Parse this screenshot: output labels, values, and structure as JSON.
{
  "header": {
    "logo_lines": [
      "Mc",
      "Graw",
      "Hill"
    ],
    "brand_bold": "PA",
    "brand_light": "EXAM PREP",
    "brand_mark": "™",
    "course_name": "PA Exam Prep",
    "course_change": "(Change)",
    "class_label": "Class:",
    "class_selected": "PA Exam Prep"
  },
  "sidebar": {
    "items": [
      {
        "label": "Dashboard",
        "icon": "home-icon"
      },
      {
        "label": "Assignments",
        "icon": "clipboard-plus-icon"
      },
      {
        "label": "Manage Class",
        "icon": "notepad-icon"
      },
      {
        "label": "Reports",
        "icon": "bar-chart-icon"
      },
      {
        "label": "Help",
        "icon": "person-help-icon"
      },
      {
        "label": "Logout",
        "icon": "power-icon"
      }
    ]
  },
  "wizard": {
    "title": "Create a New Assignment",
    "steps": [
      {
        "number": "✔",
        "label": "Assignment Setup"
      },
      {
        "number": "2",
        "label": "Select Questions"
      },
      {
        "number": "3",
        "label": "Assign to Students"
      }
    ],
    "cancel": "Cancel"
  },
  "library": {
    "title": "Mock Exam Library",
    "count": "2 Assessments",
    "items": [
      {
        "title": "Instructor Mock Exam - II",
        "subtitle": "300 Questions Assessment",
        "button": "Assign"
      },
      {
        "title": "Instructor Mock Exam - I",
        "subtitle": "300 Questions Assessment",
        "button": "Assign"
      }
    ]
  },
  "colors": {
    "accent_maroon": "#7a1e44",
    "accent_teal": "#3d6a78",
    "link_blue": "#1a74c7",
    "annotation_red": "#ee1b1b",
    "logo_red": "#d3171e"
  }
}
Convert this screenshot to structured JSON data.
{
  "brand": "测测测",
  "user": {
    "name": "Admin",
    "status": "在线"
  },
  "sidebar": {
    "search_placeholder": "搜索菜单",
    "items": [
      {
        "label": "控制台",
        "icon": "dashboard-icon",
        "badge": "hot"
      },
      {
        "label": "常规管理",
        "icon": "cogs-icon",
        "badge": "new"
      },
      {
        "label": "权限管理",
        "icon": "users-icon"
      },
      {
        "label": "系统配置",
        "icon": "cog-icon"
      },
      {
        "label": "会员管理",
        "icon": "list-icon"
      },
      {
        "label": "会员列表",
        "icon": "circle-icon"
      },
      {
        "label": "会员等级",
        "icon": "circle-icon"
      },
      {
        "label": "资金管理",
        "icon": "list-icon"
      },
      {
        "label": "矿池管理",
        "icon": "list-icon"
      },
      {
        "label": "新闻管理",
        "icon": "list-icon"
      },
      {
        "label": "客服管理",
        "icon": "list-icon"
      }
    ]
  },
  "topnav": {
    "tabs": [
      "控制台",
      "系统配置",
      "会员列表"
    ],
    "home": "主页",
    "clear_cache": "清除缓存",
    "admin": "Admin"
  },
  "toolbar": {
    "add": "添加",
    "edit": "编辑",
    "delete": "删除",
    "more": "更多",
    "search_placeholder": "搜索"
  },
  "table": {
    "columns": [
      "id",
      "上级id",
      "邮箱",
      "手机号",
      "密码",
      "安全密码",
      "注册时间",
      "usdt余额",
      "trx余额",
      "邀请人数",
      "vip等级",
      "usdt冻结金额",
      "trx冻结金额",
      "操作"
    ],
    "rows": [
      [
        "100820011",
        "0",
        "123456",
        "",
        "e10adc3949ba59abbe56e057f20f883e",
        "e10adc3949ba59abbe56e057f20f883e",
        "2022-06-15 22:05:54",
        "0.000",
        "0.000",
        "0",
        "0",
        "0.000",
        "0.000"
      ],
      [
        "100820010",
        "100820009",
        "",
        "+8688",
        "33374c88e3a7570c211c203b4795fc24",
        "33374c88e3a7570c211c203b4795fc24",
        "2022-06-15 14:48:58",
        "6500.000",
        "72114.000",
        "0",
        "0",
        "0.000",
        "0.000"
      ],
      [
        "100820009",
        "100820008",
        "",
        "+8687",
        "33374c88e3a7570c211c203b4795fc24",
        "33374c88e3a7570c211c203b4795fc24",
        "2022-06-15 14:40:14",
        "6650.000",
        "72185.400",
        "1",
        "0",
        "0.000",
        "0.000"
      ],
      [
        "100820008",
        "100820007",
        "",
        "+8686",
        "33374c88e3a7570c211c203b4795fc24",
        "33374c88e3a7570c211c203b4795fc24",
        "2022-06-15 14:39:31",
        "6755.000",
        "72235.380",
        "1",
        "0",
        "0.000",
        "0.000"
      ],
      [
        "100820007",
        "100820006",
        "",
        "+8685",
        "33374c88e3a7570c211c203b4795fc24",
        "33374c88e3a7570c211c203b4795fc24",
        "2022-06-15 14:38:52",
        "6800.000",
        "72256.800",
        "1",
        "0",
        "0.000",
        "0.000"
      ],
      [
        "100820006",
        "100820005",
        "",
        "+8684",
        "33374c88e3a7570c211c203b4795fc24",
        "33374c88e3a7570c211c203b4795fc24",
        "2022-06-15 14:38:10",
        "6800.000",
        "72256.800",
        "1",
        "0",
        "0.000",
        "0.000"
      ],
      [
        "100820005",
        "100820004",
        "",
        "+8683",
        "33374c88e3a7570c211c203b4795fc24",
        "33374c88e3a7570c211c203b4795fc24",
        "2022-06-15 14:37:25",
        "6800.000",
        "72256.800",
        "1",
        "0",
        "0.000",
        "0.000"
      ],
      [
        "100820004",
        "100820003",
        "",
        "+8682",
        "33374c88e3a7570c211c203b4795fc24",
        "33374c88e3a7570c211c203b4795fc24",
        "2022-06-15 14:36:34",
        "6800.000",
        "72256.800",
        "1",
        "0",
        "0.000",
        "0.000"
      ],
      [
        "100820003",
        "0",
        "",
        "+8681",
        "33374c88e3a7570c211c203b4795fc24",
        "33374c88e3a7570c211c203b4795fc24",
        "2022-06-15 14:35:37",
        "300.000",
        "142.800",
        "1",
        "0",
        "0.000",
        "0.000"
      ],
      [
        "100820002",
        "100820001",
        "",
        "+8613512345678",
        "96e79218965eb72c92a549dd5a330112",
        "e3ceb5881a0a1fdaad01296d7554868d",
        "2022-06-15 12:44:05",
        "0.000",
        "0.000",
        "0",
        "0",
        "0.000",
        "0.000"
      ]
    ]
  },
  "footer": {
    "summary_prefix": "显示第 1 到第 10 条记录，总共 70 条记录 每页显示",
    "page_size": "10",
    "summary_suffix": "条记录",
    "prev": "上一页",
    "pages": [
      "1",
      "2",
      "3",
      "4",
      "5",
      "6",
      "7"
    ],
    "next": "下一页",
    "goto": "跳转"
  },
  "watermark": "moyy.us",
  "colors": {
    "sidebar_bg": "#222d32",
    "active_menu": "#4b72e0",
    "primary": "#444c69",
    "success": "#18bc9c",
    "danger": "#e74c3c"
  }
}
___
Stated task | Copy out every line from the material above in which the word "Instructor" appears.

Task result |
        "title": "Instructor Mock Exam - II",
        "title": "Instructor Mock Exam - I",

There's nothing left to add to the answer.